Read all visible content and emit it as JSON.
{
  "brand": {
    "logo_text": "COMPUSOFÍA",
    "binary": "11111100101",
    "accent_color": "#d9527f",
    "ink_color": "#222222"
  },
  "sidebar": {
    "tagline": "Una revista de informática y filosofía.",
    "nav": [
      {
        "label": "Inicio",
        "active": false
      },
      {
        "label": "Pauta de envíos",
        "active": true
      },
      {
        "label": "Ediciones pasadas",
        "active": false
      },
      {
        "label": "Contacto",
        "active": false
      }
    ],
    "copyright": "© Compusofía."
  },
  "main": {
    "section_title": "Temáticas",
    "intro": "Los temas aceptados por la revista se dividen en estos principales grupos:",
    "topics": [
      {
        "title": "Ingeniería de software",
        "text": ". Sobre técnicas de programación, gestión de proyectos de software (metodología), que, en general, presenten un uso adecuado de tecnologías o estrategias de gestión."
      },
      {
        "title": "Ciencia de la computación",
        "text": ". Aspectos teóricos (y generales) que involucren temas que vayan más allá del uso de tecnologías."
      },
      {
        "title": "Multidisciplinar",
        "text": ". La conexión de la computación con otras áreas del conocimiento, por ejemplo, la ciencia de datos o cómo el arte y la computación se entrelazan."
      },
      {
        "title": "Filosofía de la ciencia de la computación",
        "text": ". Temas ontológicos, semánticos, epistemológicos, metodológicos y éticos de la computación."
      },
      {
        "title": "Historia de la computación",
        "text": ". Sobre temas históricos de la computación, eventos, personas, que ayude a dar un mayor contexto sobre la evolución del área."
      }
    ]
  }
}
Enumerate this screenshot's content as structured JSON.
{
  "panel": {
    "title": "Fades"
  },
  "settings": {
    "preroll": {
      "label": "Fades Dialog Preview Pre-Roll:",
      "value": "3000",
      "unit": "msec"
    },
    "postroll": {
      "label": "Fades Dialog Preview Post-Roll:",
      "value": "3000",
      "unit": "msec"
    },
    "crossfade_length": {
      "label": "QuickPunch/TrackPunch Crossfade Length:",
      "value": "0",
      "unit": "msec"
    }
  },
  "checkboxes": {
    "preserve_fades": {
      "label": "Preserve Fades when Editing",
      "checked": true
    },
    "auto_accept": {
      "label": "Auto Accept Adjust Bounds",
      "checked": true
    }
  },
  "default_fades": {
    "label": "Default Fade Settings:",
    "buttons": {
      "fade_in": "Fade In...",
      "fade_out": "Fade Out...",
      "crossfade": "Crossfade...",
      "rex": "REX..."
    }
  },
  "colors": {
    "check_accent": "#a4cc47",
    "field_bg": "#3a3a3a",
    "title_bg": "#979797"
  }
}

▶ **Your instructions**
Only lines with the word "Preview" should be collected from the material.

▶ **The result**
      "label": "Fades Dialog Preview Pre-Roll:",
      "label": "Fades Dialog Preview Post-Roll:",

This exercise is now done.